Entries from a dataset ::
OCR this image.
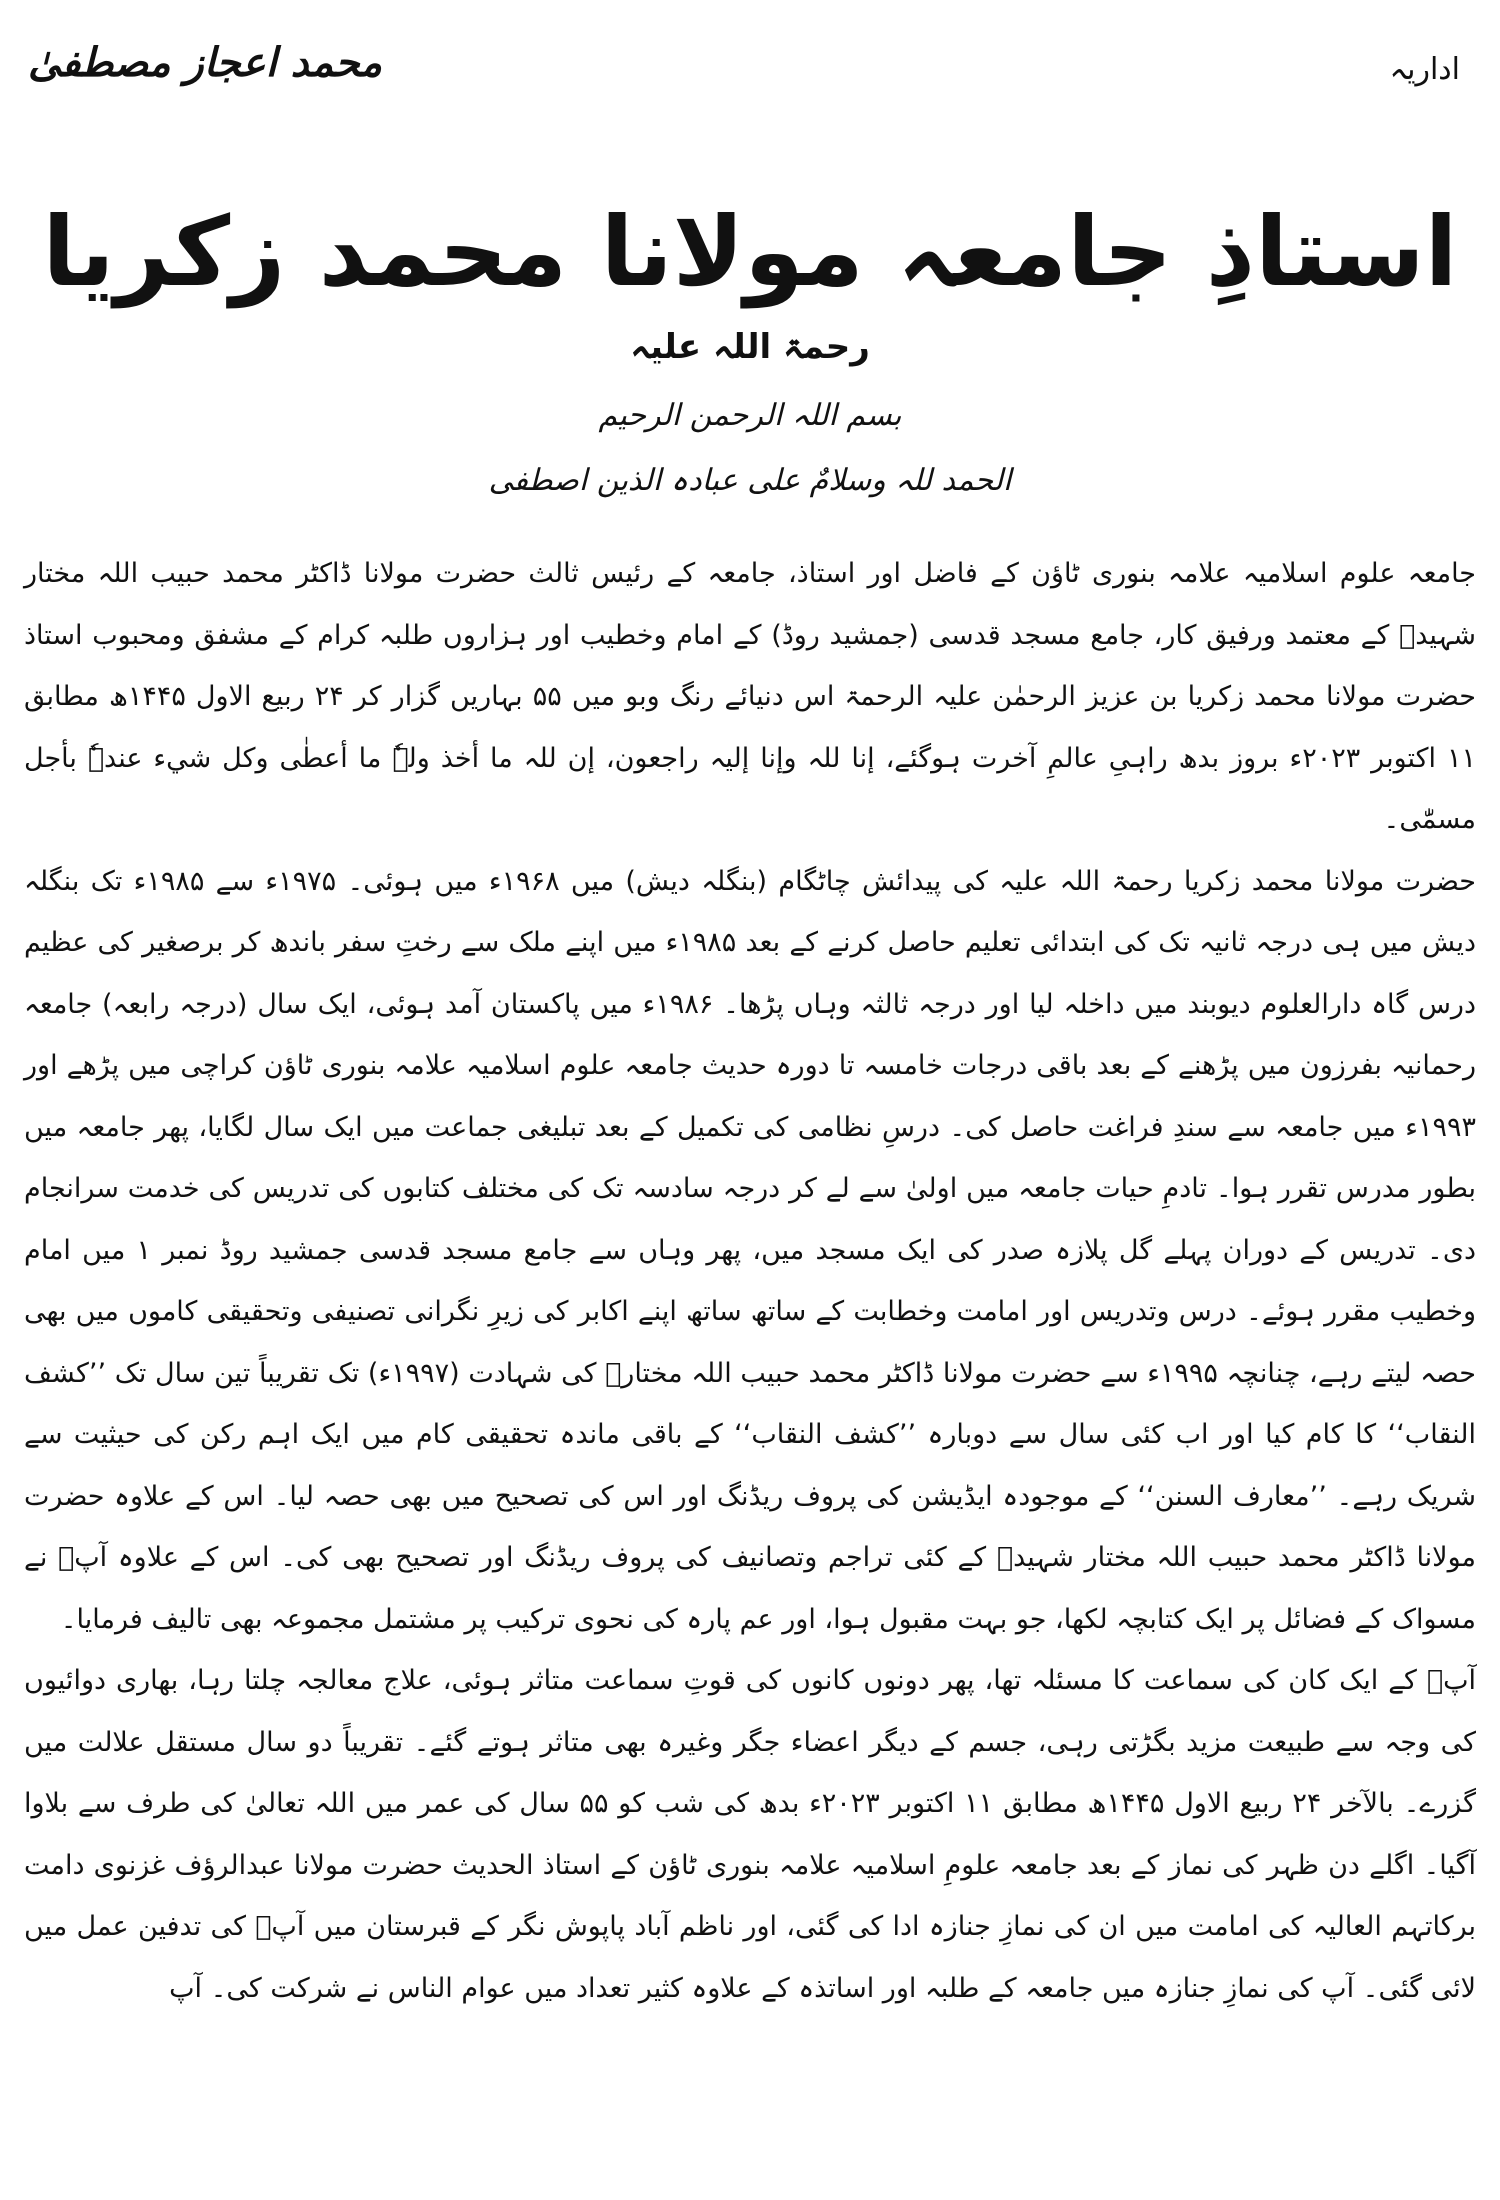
اداریہ
محمد اعجاز مصطفیٰ
استاذِ جامعہ مولانا محمد زکریا $^{رحمۃ اللہ علیہ}$
بسم اللہ الرحمن الرحیم
الحمد للہ وسلامٌ علی عبادہ الذین اصطفی

جامعہ علوم اسلامیہ علامہ بنوری ٹاؤن کے فاضل اور استاذ، جامعہ کے رئیس ثالث حضرت مولانا ڈاکٹر محمد حبیب اللہ مختار شہیدؒ کے معتمد ورفیق کار، جامع مسجد قدسی (جمشید روڈ) کے امام وخطیب اور ہزاروں طلبہ کرام کے مشفق ومحبوب استاذ حضرت مولانا محمد زکریا بن عزیز الرحمٰن علیہ الرحمۃ اس دنیائے رنگ وبو میں ۵۵ بہاریں گزار کر ۲۴ ربیع الاول ۱۴۴۵ھ مطابق ۱۱ اکتوبر ۲۰۲۳ء بروز بدھ راہیِ عالمِ آخرت ہوگئے، إنا للہ وإنا إلیہ راجعون، إن للہ ما أخذ ولہٗ ما أعطٰی وکل شيء عندہٗ بأجل مسمّٰی۔

حضرت مولانا محمد زکریا رحمۃ اللہ علیہ کی پیدائش چاٹگام (بنگلہ دیش) میں ۱۹۶۸ء میں ہوئی۔ ۱۹۷۵ء سے ۱۹۸۵ء تک بنگلہ دیش میں ہی درجہ ثانیہ تک کی ابتدائی تعلیم حاصل کرنے کے بعد ۱۹۸۵ء میں اپنے ملک سے رختِ سفر باندھ کر برصغیر کی عظیم درس گاہ دارالعلوم دیوبند میں داخلہ لیا اور درجہ ثالثہ وہاں پڑھا۔ ۱۹۸۶ء میں پاکستان آمد ہوئی، ایک سال (درجہ رابعہ) جامعہ رحمانیہ بفرزون میں پڑھنے کے بعد باقی درجات خامسہ تا دورہ حدیث جامعہ علوم اسلامیہ علامہ بنوری ٹاؤن کراچی میں پڑھے اور ۱۹۹۳ء میں جامعہ سے سندِ فراغت حاصل کی۔ درسِ نظامی کی تکمیل کے بعد تبلیغی جماعت میں ایک سال لگایا، پھر جامعہ میں بطور مدرس تقرر ہوا۔ تادمِ حیات جامعہ میں اولیٰ سے لے کر درجہ سادسہ تک کی مختلف کتابوں کی تدریس کی خدمت سرانجام دی۔ تدریس کے دوران پہلے گل پلازہ صدر کی ایک مسجد میں، پھر وہاں سے جامع مسجد قدسی جمشید روڈ نمبر ۱ میں امام وخطیب مقرر ہوئے۔ درس وتدریس اور امامت وخطابت کے ساتھ ساتھ اپنے اکابر کی زیرِ نگرانی تصنیفی وتحقیقی کاموں میں بھی حصہ لیتے رہے، چنانچہ ۱۹۹۵ء سے حضرت مولانا ڈاکٹر محمد حبیب اللہ مختارؒ کی شہادت (۱۹۹۷ء) تک تقریباً تین سال تک ’’کشف النقاب‘‘ کا کام کیا اور اب کئی سال سے دوبارہ ’’کشف النقاب‘‘ کے باقی ماندہ تحقیقی کام میں ایک اہم رکن کی حیثیت سے شریک رہے۔ ’’معارف السنن‘‘ کے موجودہ ایڈیشن کی پروف ریڈنگ اور اس کی تصحیح میں بھی حصہ لیا۔ اس کے علاوہ حضرت مولانا ڈاکٹر محمد حبیب اللہ مختار شہیدؒ کے کئی تراجم وتصانیف کی پروف ریڈنگ اور تصحیح بھی کی۔ اس کے علاوہ آپؒ نے مسواک کے فضائل پر ایک کتابچہ لکھا، جو بہت مقبول ہوا، اور عم پارہ کی نحوی ترکیب پر مشتمل مجموعہ بھی تالیف فرمایا۔

آپؒ کے ایک کان کی سماعت کا مسئلہ تھا، پھر دونوں کانوں کی قوتِ سماعت متاثر ہوئی، علاج معالجہ چلتا رہا، بھاری دوائیوں کی وجہ سے طبیعت مزید بگڑتی رہی، جسم کے دیگر اعضاء جگر وغیرہ بھی متاثر ہوتے گئے۔ تقریباً دو سال مستقل علالت میں گزرے۔ بالآخر ۲۴ ربیع الاول ۱۴۴۵ھ مطابق ۱۱ اکتوبر ۲۰۲۳ء بدھ کی شب کو ۵۵ سال کی عمر میں اللہ تعالیٰ کی طرف سے بلاوا آگیا۔ اگلے دن ظہر کی نماز کے بعد جامعہ علومِ اسلامیہ علامہ بنوری ٹاؤن کے استاذ الحدیث حضرت مولانا عبدالرؤف غزنوی دامت برکاتہم العالیہ کی امامت میں ان کی نمازِ جنازہ ادا کی گئی، اور ناظم آباد پاپوش نگر کے قبرستان میں آپؒ کی تدفین عمل میں لائی گئی۔ آپ کی نمازِ جنازہ میں جامعہ کے طلبہ اور اساتذہ کے علاوہ کثیر تعداد میں عوام الناس نے شرکت کی۔ آپ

Requirement :: From the listing, copy every line where the string "جمشید" appears.

Exercise response ::
جامعہ علوم اسلامیہ علامہ بنوری ٹاؤن کے فاضل اور استاذ، جامعہ کے رئیس ثالث حضرت مولانا ڈاکٹر محمد حبیب اللہ مختار شہیدؒ کے معتمد ورفیق کار، جامع مسجد قدسی (جمشید روڈ) کے امام وخطیب اور ہزاروں طلبہ کرام کے مشفق ومحبوب استاذ حضرت مولانا محمد زکریا بن عزیز الرحمٰن علیہ الرحمۃ اس دنیائے رنگ وبو میں ۵۵ بہاریں گزار کر ۲۴ ربیع الاول ۱۴۴۵ھ مطابق ۱۱ اکتوبر ۲۰۲۳ء بروز بدھ راہیِ عالمِ آخرت ہوگئے، إنا للہ وإنا إلیہ راجعون، إن للہ ما أخذ ولہٗ ما أعطٰی وکل شيء عندہٗ بأجل مسمّٰی۔
حضرت مولانا محمد زکریا رحمۃ اللہ علیہ کی پیدائش چاٹگام (بنگلہ دیش) میں ۱۹۶۸ء میں ہوئی۔ ۱۹۷۵ء سے ۱۹۸۵ء تک بنگلہ دیش میں ہی درجہ ثانیہ تک کی ابتدائی تعلیم حاصل کرنے کے بعد ۱۹۸۵ء میں اپنے ملک سے رختِ سفر باندھ کر برصغیر کی عظیم درس گاہ دارالعلوم دیوبند میں داخلہ لیا اور درجہ ثالثہ وہاں پڑھا۔ ۱۹۸۶ء میں پاکستان آمد ہوئی، ایک سال (درجہ رابعہ) جامعہ رحمانیہ بفرزون میں پڑھنے کے بعد باقی درجات خامسہ تا دورہ حدیث جامعہ علوم اسلامیہ علامہ بنوری ٹاؤن کراچی میں پڑھے اور ۱۹۹۳ء میں جامعہ سے سندِ فراغت حاصل کی۔ درسِ نظامی کی تکمیل کے بعد تبلیغی جماعت میں ایک سال لگایا، پھر جامعہ میں بطور مدرس تقرر ہوا۔ تادمِ حیات جامعہ میں اولیٰ سے لے کر درجہ سادسہ تک کی مختلف کتابوں کی تدریس کی خدمت سرانجام دی۔ تدریس کے دوران پہلے گل پلازہ صدر کی ایک مسجد میں، پھر وہاں سے جامع مسجد قدسی جمشید روڈ نمبر ۱ میں امام وخطیب مقرر ہوئے۔ درس وتدریس اور امامت وخطابت کے ساتھ ساتھ اپنے اکابر کی زیرِ نگرانی تصنیفی وتحقیقی کاموں میں بھی حصہ لیتے رہے، چنانچہ ۱۹۹۵ء سے حضرت مولانا ڈاکٹر محمد حبیب اللہ مختارؒ کی شہادت (۱۹۹۷ء) تک تقریباً تین سال تک ’’کشف النقاب‘‘ کا کام کیا اور اب کئی سال سے دوبارہ ’’کشف النقاب‘‘ کے باقی ماندہ تحقیقی کام میں ایک اہم رکن کی حیثیت سے شریک رہے۔ ’’معارف السنن‘‘ کے موجودہ ایڈیشن کی پروف ریڈنگ اور اس کی تصحیح میں بھی حصہ لیا۔ اس کے علاوہ حضرت مولانا ڈاکٹر محمد حبیب اللہ مختار شہیدؒ کے کئی تراجم وتصانیف کی پروف ریڈنگ اور تصحیح بھی کی۔ اس کے علاوہ آپؒ نے مسواک کے فضائل پر ایک کتابچہ لکھا، جو بہت مقبول ہوا، اور عم پارہ کی نحوی ترکیب پر مشتمل مجموعہ بھی تالیف فرمایا۔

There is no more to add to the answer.